**EXERCISE TASK**:
Keep only the lines of the data below that contain "культура", and copy them.

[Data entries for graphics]
+ + + + + + +

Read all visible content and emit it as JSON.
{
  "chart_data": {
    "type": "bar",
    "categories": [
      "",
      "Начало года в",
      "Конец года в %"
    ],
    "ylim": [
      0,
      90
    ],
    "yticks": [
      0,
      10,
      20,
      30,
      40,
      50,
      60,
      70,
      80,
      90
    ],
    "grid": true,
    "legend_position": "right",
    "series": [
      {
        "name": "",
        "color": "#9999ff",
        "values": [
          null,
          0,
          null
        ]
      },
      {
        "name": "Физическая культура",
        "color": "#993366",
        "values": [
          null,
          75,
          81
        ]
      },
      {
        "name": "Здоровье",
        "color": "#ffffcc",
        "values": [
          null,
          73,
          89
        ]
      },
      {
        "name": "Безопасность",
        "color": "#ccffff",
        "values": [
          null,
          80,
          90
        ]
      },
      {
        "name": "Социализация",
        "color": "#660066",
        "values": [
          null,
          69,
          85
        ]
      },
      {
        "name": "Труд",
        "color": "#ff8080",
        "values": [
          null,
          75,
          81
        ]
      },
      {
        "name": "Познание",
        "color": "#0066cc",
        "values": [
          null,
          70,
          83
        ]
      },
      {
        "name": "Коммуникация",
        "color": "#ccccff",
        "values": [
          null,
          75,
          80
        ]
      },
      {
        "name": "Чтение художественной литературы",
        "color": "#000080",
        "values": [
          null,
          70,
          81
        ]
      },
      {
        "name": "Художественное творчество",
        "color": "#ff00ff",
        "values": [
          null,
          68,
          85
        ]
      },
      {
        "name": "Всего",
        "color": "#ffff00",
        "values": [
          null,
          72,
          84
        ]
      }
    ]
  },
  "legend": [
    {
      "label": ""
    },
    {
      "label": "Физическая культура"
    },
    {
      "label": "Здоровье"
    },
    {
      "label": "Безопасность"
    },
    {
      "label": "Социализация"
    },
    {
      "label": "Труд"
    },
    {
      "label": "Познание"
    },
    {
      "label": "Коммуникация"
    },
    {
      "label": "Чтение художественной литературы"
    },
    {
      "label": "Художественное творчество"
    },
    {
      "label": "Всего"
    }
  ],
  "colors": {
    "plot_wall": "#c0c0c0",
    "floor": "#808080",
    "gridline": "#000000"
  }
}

+ + + + + + +

**WRITTEN ANSWER**:
        "name": "Физическая культура",
      "label": "Физическая культура"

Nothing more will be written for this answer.